# A run of records

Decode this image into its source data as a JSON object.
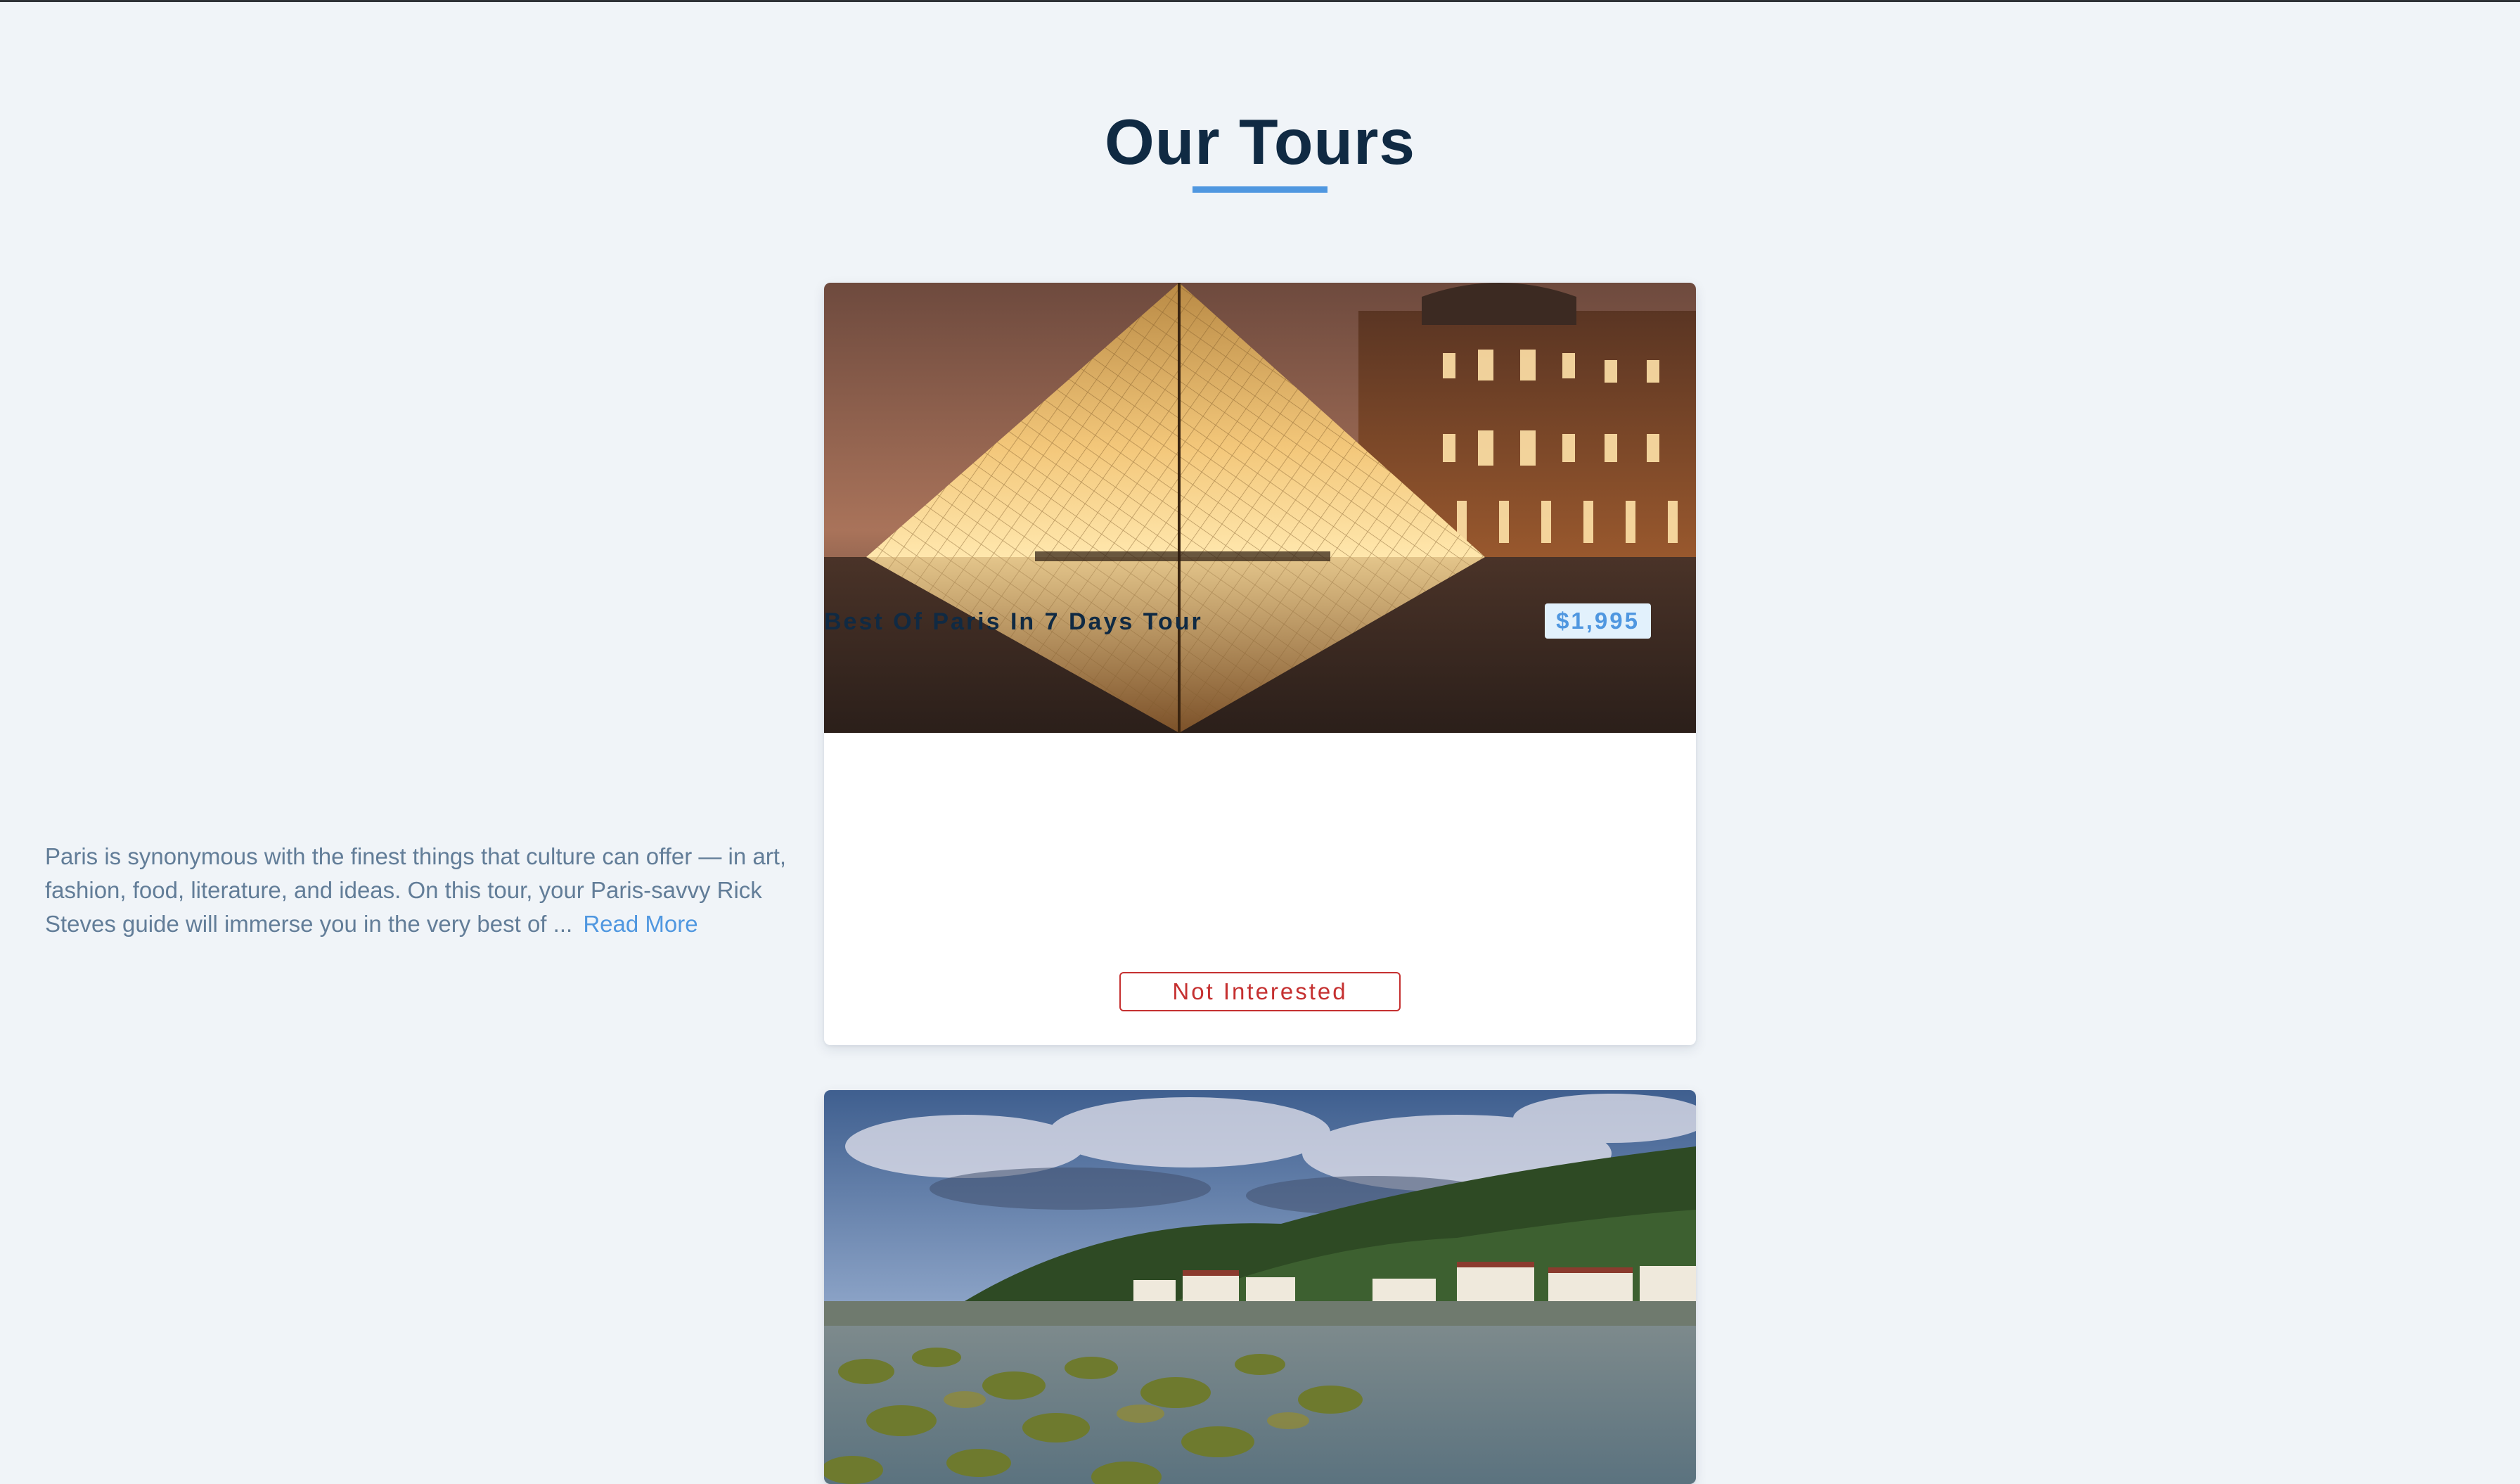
{
  "page": {
    "title": "Our Tours"
  },
  "colors": {
    "background": "#f0f4f8",
    "title": "#102a43",
    "accent": "#4f97e0",
    "text_muted": "#627d98",
    "danger": "#c53030",
    "price_bg": "#e2f1fc"
  },
  "tours": [
    {
      "name": "Best Of Paris In 7 Days Tour",
      "price": "$1,995",
      "description": "Paris is synonymous with the finest things that culture can offer — in art, fashion, food, literature, and ideas. On this tour, your Paris-savvy Rick Steves guide will immerse you in the very best of ...",
      "read_more_label": "Read More",
      "not_interested_label": "Not Interested"
    },
    {
      "name": "",
      "price": ""
    }
  ]
}
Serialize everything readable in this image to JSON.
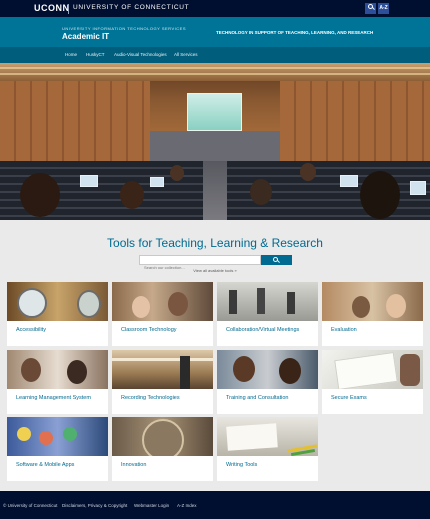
{
  "topbar": {
    "brand": "UCONN",
    "university": "UNIVERSITY OF CONNECTICUT",
    "az_label": "A-Z"
  },
  "header": {
    "department": "UNIVERSITY INFORMATION TECHNOLOGY SERVICES",
    "site_title": "Academic IT",
    "tagline": "TECHNOLOGY IN SUPPORT OF TEACHING, LEARNING, AND RESEARCH"
  },
  "nav": {
    "items": [
      "Home",
      "HuskyCT",
      "Audio-Visual Technologies",
      "All Services"
    ]
  },
  "main": {
    "title": "Tools for Teaching, Learning & Research",
    "search_placeholder": "Search our collection...",
    "all_link": "View all available tools »"
  },
  "cards": [
    "Accessibility",
    "Classroom Technology",
    "Collaboration/Virtual Meetings",
    "Evaluation",
    "Learning Management System",
    "Recording Technologies",
    "Training and Consultation",
    "Secure Exams",
    "Software & Mobile Apps",
    "Innovation",
    "Writing Tools"
  ],
  "footer": {
    "items": [
      "© University of Connecticut",
      "Disclaimers, Privacy & Copyright",
      "Webmaster Login",
      "A-Z Index"
    ]
  },
  "colors": {
    "navy": "#000e2f",
    "teal": "#007497",
    "link_blue": "#006a91"
  }
}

# Short exercise
Write out each line again precisely as it appears, skipping every picture.

# The response
Decode this image into its source data as a JSON object.
{
  "page": {
    "title": "Our Tours"
  },
  "colors": {
    "background": "#f0f4f8",
    "title": "#102a43",
    "accent": "#4f97e0",
    "text_muted": "#627d98",
    "danger": "#c53030",
    "price_bg": "#e2f1fc"
  },
  "tours": [
    {
      "name": "Best Of Paris In 7 Days Tour",
      "price": "$1,995",
      "description": "Paris is synonymous with the finest things that culture can offer — in art, fashion, food, literature, and ideas. On this tour, your Paris-savvy Rick Steves guide will immerse you in the very best of ...",
      "read_more_label": "Read More",
      "not_interested_label": "Not Interested"
    },
    {
      "name": "",
      "price": ""
    }
  ]
}
Serialize everything readable in this image to JSON.
{
  "topbar": {
    "brand": "UCONN",
    "university": "UNIVERSITY OF CONNECTICUT",
    "az_label": "A-Z"
  },
  "header": {
    "department": "UNIVERSITY INFORMATION TECHNOLOGY SERVICES",
    "site_title": "Academic IT",
    "tagline": "TECHNOLOGY IN SUPPORT OF TEACHING, LEARNING, AND RESEARCH"
  },
  "nav": {
    "items": [
      "Home",
      "HuskyCT",
      "Audio-Visual Technologies",
      "All Services"
    ]
  },
  "main": {
    "title": "Tools for Teaching, Learning & Research",
    "search_placeholder": "Search our collection...",
    "all_link": "View all available tools »"
  },
  "cards": [
    "Accessibility",
    "Classroom Technology",
    "Collaboration/Virtual Meetings",
    "Evaluation",
    "Learning Management System",
    "Recording Technologies",
    "Training and Consultation",
    "Secure Exams",
    "Software & Mobile Apps",
    "Innovation",
    "Writing Tools"
  ],
  "footer": {
    "items": [
      "© University of Connecticut",
      "Disclaimers, Privacy & Copyright",
      "Webmaster Login",
      "A-Z Index"
    ]
  },
  "colors": {
    "navy": "#000e2f",
    "teal": "#007497",
    "link_blue": "#006a91"
  }
}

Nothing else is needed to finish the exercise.